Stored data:

** Begin **

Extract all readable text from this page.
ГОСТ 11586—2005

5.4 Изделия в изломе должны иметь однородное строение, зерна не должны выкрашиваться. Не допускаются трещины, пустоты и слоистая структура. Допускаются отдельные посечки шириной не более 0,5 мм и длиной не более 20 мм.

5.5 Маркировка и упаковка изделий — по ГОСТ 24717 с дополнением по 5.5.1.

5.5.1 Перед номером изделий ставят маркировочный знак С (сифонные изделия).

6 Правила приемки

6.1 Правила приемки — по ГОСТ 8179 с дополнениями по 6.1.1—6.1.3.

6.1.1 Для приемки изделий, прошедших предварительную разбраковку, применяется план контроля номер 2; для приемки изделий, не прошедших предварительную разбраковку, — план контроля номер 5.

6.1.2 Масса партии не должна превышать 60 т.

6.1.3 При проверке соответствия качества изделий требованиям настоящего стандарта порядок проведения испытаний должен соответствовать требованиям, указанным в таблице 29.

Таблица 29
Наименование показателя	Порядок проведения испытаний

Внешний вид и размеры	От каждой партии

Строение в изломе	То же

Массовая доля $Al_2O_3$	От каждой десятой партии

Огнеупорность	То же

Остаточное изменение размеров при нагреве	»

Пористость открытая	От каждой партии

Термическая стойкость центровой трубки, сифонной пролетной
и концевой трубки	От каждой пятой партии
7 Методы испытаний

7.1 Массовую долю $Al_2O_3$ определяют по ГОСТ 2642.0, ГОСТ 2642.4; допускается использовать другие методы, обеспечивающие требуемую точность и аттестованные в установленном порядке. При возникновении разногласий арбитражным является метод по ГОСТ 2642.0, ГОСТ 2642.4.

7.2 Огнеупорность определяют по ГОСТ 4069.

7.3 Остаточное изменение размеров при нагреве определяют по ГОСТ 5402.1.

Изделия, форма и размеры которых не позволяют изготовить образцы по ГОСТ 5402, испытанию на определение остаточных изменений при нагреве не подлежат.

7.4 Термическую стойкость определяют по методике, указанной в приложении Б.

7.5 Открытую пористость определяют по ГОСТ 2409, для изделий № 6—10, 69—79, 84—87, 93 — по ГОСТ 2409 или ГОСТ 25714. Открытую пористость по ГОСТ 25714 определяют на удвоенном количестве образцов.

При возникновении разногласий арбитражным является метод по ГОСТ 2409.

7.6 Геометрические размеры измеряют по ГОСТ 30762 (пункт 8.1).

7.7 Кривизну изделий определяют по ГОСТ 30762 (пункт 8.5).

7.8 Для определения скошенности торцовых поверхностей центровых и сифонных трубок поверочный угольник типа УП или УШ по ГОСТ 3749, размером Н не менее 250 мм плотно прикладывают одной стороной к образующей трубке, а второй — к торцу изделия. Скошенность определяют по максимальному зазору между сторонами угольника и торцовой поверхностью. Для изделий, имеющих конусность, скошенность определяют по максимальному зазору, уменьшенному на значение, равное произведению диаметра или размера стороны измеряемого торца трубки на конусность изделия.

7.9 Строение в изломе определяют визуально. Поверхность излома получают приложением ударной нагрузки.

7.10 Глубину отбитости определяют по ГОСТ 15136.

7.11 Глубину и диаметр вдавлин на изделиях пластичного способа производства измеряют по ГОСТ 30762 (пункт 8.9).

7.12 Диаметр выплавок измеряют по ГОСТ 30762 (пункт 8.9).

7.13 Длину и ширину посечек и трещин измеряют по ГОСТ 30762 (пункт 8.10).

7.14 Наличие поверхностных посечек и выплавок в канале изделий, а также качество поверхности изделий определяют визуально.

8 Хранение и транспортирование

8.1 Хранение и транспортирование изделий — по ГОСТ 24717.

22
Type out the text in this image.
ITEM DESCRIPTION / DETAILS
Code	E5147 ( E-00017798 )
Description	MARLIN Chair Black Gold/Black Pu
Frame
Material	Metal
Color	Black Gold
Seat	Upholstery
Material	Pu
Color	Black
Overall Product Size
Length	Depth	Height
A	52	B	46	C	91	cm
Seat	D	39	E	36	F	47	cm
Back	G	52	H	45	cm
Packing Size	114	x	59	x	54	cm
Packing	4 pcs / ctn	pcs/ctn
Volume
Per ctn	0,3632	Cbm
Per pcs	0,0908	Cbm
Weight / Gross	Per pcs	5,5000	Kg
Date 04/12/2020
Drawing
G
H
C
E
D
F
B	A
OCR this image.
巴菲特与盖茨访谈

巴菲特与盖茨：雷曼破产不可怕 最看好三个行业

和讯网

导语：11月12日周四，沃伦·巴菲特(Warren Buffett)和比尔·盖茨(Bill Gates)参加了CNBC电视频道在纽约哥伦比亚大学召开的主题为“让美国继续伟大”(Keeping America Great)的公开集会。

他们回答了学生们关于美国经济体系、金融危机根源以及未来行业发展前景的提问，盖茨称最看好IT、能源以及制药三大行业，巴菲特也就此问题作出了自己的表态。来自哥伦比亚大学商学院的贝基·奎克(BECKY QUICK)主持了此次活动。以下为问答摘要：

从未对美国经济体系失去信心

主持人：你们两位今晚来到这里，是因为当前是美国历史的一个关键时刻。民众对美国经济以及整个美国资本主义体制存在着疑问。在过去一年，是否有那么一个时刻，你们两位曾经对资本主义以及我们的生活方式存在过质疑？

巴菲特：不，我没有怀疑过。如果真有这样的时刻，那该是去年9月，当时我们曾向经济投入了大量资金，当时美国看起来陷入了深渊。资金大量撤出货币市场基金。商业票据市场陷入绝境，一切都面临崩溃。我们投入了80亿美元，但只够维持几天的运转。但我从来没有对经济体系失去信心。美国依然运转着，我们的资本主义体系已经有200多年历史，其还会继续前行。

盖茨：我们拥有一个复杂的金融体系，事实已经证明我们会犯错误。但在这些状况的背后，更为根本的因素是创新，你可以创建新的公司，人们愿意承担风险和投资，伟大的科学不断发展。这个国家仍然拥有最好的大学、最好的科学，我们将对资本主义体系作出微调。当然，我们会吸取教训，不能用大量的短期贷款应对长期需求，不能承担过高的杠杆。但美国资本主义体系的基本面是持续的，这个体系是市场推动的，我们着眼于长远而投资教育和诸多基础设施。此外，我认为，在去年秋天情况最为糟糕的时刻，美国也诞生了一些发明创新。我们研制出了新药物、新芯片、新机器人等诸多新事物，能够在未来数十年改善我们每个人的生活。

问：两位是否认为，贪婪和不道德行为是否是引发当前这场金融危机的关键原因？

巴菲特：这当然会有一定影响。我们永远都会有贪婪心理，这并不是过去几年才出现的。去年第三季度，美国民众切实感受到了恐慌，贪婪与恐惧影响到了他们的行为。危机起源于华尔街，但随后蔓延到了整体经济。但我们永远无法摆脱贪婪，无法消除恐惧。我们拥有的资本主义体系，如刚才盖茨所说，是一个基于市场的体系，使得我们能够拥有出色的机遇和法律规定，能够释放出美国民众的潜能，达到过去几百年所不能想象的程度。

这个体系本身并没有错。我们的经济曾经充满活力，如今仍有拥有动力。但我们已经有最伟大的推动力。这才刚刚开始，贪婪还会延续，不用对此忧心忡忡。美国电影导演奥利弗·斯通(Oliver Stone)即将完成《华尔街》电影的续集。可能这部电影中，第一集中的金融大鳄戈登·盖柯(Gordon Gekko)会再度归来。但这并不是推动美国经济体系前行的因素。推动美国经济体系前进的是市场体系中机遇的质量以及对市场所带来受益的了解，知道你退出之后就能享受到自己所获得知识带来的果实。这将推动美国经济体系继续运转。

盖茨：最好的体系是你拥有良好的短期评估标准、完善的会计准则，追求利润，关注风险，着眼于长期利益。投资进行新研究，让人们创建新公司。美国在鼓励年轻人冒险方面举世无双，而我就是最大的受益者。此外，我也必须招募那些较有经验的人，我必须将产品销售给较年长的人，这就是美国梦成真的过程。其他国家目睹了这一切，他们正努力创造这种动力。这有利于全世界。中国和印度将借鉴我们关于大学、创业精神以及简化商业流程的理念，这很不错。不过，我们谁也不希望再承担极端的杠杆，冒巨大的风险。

** End **

_Aim_. Set down, word for word, only the lines running from the line with "OCR this image." to the last line of the listing above. Both of those lines belong in your answer.

_Task solution_.
OCR this image.
巴菲特与盖茨访谈

巴菲特与盖茨：雷曼破产不可怕 最看好三个行业

和讯网

导语：11月12日周四，沃伦·巴菲特(Warren Buffett)和比尔·盖茨(Bill Gates)参加了CNBC电视频道在纽约哥伦比亚大学召开的主题为“让美国继续伟大”(Keeping America Great)的公开集会。

他们回答了学生们关于美国经济体系、金融危机根源以及未来行业发展前景的提问，盖茨称最看好IT、能源以及制药三大行业，巴菲特也就此问题作出了自己的表态。来自哥伦比亚大学商学院的贝基·奎克(BECKY QUICK)主持了此次活动。以下为问答摘要：

从未对美国经济体系失去信心

主持人：你们两位今晚来到这里，是因为当前是美国历史的一个关键时刻。民众对美国经济以及整个美国资本主义体制存在着疑问。在过去一年，是否有那么一个时刻，你们两位曾经对资本主义以及我们的生活方式存在过质疑？

巴菲特：不，我没有怀疑过。如果真有这样的时刻，那该是去年9月，当时我们曾向经济投入了大量资金，当时美国看起来陷入了深渊。资金大量撤出货币市场基金。商业票据市场陷入绝境，一切都面临崩溃。我们投入了80亿美元，但只够维持几天的运转。但我从来没有对经济体系失去信心。美国依然运转着，我们的资本主义体系已经有200多年历史，其还会继续前行。

盖茨：我们拥有一个复杂的金融体系，事实已经证明我们会犯错误。但在这些状况的背后，更为根本的因素是创新，你可以创建新的公司，人们愿意承担风险和投资，伟大的科学不断发展。这个国家仍然拥有最好的大学、最好的科学，我们将对资本主义体系作出微调。当然，我们会吸取教训，不能用大量的短期贷款应对长期需求，不能承担过高的杠杆。但美国资本主义体系的基本面是持续的，这个体系是市场推动的，我们着眼于长远而投资教育和诸多基础设施。此外，我认为，在去年秋天情况最为糟糕的时刻，美国也诞生了一些发明创新。我们研制出了新药物、新芯片、新机器人等诸多新事物，能够在未来数十年改善我们每个人的生活。

问：两位是否认为，贪婪和不道德行为是否是引发当前这场金融危机的关键原因？

巴菲特：这当然会有一定影响。我们永远都会有贪婪心理，这并不是过去几年才出现的。去年第三季度，美国民众切实感受到了恐慌，贪婪与恐惧影响到了他们的行为。危机起源于华尔街，但随后蔓延到了整体经济。但我们永远无法摆脱贪婪，无法消除恐惧。我们拥有的资本主义体系，如刚才盖茨所说，是一个基于市场的体系，使得我们能够拥有出色的机遇和法律规定，能够释放出美国民众的潜能，达到过去几百年所不能想象的程度。

这个体系本身并没有错。我们的经济曾经充满活力，如今仍有拥有动力。但我们已经有最伟大的推动力。这才刚刚开始，贪婪还会延续，不用对此忧心忡忡。美国电影导演奥利弗·斯通(Oliver Stone)即将完成《华尔街》电影的续集。可能这部电影中，第一集中的金融大鳄戈登·盖柯(Gordon Gekko)会再度归来。但这并不是推动美国经济体系前行的因素。推动美国经济体系前进的是市场体系中机遇的质量以及对市场所带来受益的了解，知道你退出之后就能享受到自己所获得知识带来的果实。这将推动美国经济体系继续运转。

盖茨：最好的体系是你拥有良好的短期评估标准、完善的会计准则，追求利润，关注风险，着眼于长期利益。投资进行新研究，让人们创建新公司。美国在鼓励年轻人冒险方面举世无双，而我就是最大的受益者。此外，我也必须招募那些较有经验的人，我必须将产品销售给较年长的人，这就是美国梦成真的过程。其他国家目睹了这一切，他们正努力创造这种动力。这有利于全世界。中国和印度将借鉴我们关于大学、创业精神以及简化商业流程的理念，这很不错。不过，我们谁也不希望再承担极端的杠杆，冒巨大的风险。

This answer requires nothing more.